A run of records
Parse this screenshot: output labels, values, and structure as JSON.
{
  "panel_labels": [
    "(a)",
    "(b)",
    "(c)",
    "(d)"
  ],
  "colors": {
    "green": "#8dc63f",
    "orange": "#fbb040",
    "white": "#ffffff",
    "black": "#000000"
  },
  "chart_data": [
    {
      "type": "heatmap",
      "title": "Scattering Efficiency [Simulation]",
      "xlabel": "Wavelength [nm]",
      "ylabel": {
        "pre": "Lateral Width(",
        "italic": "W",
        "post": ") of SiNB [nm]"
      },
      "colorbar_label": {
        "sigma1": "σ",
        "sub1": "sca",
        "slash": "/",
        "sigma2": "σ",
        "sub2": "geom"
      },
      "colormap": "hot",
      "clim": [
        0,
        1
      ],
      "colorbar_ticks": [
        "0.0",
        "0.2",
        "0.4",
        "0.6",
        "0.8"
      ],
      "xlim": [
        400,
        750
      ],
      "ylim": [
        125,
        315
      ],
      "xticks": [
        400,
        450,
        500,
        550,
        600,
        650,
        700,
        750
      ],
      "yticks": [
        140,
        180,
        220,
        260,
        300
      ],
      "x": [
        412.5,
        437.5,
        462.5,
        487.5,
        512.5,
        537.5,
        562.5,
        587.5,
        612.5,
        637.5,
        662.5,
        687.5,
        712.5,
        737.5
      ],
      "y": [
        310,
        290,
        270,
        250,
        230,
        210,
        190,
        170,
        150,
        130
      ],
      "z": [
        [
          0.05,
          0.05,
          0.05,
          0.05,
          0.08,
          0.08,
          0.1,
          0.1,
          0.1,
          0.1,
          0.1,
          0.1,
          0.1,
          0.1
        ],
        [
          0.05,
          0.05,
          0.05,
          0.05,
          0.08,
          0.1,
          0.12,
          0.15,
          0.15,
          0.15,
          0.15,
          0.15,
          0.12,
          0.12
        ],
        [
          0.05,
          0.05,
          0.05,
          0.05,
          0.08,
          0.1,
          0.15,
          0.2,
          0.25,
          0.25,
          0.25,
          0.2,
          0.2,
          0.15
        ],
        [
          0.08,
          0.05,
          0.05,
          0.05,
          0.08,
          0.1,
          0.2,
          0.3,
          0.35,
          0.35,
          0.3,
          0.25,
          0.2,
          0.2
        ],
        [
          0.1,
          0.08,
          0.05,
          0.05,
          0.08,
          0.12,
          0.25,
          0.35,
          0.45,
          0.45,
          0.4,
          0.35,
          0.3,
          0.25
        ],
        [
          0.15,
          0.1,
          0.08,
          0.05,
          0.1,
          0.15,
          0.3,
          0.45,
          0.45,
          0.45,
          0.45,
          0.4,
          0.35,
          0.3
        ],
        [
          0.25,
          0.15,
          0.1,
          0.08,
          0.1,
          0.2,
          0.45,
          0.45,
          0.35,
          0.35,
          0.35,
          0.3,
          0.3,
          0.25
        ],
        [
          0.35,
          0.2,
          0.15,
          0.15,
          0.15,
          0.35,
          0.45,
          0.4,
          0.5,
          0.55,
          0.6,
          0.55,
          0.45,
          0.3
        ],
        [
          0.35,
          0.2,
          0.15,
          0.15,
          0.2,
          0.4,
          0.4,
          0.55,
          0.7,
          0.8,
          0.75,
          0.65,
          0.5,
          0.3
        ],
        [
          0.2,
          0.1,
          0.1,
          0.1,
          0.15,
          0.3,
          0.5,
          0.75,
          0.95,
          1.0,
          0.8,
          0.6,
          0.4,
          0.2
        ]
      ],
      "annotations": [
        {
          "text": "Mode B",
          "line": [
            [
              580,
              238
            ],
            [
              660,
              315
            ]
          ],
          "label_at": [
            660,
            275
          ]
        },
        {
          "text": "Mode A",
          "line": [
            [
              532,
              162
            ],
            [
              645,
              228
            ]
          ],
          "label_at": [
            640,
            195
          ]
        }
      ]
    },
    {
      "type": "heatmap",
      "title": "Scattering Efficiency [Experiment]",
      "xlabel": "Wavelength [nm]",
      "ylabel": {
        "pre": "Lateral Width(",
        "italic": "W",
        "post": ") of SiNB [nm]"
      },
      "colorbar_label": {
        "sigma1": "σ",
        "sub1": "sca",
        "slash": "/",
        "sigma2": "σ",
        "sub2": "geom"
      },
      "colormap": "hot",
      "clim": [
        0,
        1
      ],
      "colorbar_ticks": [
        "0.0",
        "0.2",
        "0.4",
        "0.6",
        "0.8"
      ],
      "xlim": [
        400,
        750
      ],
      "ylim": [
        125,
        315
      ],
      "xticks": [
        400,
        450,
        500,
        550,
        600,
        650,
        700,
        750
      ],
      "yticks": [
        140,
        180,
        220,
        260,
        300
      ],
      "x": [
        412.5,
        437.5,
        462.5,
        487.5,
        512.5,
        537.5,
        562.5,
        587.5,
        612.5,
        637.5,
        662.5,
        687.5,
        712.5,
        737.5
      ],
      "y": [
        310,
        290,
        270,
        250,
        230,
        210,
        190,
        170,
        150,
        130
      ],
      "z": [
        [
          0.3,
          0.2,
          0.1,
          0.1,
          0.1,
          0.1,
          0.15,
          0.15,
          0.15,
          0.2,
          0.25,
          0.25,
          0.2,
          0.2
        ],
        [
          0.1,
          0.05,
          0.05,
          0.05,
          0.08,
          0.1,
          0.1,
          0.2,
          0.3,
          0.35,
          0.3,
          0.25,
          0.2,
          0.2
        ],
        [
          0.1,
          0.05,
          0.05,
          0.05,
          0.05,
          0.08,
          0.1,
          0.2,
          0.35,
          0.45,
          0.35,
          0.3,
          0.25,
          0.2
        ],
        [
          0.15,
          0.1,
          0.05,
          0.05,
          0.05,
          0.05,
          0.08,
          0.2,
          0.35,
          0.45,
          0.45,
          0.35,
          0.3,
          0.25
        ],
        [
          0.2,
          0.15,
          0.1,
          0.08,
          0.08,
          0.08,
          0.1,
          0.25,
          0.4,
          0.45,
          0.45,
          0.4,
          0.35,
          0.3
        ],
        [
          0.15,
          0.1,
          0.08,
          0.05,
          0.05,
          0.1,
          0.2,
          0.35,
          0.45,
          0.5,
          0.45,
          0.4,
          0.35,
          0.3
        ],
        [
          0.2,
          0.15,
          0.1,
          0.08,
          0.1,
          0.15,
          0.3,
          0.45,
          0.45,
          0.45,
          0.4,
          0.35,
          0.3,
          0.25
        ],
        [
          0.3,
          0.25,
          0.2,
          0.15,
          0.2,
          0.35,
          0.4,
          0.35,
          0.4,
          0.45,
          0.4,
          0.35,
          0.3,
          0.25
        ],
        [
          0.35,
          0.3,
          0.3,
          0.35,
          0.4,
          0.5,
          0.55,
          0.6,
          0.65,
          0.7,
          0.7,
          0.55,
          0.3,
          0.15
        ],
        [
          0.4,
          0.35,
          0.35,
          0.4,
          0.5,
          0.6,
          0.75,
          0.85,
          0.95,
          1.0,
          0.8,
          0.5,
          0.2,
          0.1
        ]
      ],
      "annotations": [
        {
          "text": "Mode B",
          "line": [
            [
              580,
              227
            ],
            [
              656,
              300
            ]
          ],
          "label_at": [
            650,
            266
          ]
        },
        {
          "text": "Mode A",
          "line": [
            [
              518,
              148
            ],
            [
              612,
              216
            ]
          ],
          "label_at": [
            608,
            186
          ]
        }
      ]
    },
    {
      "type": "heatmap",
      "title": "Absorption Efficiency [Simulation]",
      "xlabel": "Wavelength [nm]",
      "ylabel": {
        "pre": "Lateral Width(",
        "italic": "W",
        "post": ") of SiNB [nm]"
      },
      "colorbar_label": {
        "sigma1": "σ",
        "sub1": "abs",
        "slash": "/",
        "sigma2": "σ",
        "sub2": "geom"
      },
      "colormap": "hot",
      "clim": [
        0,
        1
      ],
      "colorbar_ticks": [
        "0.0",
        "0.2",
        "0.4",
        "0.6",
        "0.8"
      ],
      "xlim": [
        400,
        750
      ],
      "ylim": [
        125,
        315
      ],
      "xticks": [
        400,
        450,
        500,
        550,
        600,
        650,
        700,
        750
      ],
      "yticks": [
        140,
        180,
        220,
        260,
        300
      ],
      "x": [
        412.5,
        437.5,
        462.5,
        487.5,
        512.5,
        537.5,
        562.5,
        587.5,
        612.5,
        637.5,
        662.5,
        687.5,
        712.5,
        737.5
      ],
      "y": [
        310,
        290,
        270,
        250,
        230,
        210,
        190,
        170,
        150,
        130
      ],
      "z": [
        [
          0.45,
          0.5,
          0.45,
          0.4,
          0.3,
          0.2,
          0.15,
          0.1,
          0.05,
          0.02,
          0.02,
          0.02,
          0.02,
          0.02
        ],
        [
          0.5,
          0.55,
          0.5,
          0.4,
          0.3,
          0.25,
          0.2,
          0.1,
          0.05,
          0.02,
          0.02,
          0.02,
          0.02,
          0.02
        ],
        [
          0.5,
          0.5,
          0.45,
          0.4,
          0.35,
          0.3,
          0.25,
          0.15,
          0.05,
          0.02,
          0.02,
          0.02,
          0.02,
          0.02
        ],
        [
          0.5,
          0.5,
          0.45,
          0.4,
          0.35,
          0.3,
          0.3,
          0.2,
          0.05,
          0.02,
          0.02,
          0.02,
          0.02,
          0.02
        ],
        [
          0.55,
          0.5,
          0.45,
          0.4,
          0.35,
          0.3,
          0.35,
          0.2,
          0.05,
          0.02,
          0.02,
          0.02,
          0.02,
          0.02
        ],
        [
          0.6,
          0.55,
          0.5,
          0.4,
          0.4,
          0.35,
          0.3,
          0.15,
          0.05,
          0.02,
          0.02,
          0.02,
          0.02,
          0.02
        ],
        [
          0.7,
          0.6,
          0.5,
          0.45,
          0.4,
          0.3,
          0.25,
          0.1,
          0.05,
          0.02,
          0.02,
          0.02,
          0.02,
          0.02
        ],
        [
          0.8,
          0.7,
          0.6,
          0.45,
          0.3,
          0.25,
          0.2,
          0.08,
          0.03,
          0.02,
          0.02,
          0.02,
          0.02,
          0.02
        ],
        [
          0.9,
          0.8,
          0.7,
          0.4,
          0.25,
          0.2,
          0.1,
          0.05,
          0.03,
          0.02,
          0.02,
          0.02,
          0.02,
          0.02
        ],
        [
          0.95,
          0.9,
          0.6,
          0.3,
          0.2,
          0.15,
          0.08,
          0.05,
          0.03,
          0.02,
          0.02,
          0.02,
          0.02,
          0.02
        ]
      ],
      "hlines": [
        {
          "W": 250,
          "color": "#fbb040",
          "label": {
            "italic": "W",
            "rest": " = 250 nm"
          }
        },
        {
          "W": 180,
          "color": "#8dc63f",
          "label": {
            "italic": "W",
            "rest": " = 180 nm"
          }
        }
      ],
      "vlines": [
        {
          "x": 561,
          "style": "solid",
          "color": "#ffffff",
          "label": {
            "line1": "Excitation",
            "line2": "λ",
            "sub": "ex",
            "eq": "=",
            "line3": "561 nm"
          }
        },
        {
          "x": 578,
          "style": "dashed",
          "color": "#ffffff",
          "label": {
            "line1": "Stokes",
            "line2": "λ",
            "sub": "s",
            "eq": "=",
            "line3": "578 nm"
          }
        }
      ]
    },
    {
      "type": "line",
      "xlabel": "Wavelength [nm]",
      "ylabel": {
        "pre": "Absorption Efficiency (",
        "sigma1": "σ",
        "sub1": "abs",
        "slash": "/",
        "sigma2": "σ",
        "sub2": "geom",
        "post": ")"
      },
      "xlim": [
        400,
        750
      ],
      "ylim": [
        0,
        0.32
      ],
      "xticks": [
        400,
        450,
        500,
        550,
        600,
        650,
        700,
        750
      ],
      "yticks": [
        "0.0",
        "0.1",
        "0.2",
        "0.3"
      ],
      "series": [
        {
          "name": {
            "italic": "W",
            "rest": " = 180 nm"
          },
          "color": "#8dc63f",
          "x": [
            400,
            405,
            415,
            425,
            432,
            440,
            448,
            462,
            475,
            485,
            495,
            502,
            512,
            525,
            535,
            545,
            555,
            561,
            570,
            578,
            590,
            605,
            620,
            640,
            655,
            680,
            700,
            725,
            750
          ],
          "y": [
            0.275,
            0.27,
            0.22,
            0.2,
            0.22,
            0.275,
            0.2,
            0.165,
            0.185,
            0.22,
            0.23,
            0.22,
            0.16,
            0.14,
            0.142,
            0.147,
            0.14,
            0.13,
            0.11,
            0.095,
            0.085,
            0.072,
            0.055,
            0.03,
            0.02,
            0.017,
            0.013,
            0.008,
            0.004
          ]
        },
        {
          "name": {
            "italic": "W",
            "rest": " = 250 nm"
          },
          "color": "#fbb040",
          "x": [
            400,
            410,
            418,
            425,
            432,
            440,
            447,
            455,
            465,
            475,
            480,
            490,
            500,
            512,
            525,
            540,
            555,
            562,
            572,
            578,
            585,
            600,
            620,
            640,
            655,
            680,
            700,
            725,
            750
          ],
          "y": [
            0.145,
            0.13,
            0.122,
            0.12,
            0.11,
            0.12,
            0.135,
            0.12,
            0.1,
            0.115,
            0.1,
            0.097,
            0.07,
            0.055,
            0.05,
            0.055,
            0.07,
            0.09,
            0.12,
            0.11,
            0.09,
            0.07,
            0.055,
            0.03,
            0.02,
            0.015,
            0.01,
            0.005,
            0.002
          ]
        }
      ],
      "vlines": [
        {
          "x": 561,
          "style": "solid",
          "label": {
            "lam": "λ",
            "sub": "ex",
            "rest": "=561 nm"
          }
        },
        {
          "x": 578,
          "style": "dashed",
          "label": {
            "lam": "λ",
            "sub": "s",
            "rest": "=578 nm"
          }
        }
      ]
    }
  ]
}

What is asked
Pull out all lines of the data with the string "title".

Result of the task
      "title": "Scattering Efficiency [Simulation]",
      "title": "Scattering Efficiency [Experiment]",
      "title": "Absorption Efficiency [Simulation]",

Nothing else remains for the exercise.